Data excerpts
▬▬▬▬▬▬▬▬▬▬
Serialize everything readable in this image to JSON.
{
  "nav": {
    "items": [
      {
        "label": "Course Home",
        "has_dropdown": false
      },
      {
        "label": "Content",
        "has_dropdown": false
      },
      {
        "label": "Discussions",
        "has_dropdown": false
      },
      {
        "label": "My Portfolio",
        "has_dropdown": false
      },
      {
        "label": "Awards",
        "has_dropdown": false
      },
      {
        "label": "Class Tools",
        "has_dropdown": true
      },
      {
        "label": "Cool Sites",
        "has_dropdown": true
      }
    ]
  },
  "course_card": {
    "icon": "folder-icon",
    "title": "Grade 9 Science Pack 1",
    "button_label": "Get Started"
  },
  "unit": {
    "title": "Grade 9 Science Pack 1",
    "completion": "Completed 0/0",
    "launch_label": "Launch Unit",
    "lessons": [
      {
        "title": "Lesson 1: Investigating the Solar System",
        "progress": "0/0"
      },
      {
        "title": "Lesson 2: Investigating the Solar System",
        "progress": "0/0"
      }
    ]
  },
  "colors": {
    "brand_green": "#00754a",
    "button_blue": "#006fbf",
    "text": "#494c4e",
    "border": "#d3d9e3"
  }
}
▬▬▬▬▬▬▬▬▬▬
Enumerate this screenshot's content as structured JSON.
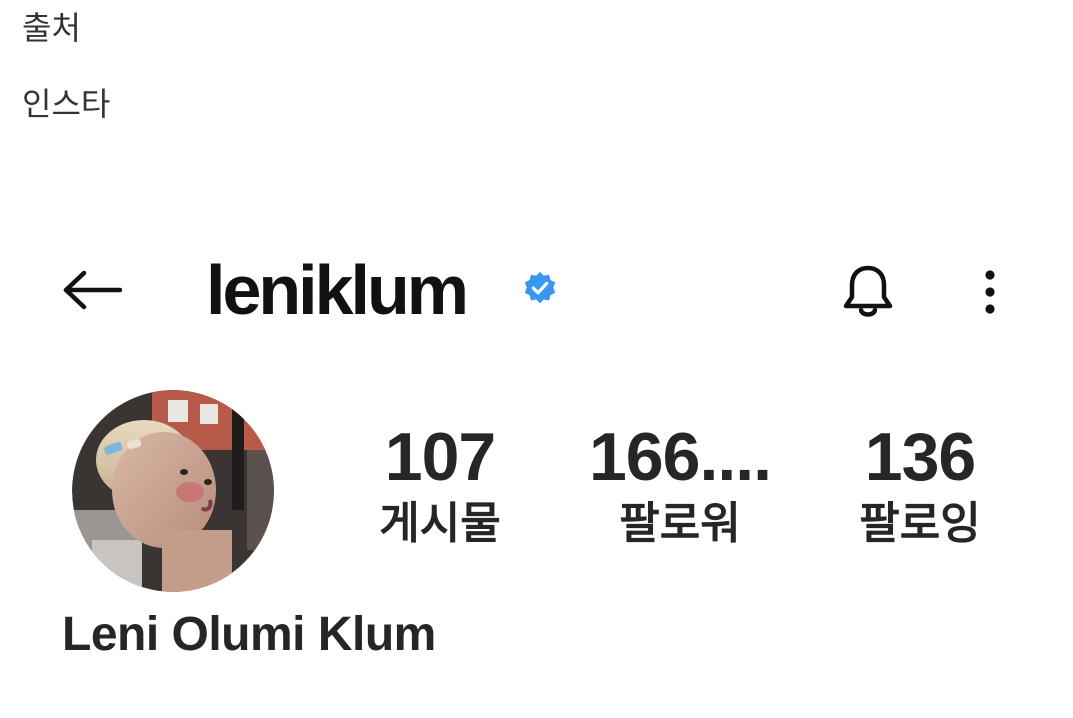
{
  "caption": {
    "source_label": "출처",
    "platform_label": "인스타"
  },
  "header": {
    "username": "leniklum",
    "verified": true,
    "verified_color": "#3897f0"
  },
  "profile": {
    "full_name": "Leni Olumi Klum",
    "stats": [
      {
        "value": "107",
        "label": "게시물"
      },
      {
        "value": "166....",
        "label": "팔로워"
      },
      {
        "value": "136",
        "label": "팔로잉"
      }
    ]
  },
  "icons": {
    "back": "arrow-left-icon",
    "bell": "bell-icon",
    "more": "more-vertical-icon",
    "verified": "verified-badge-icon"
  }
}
▬▬▬▬▬▬▬▬▬▬
Stated task >> Filter the records down to the lines that contain the string "Solar", and copy those lines.

The result >>
        "title": "Lesson 1: Investigating the Solar System",
        "title": "Lesson 2: Investigating the Solar System",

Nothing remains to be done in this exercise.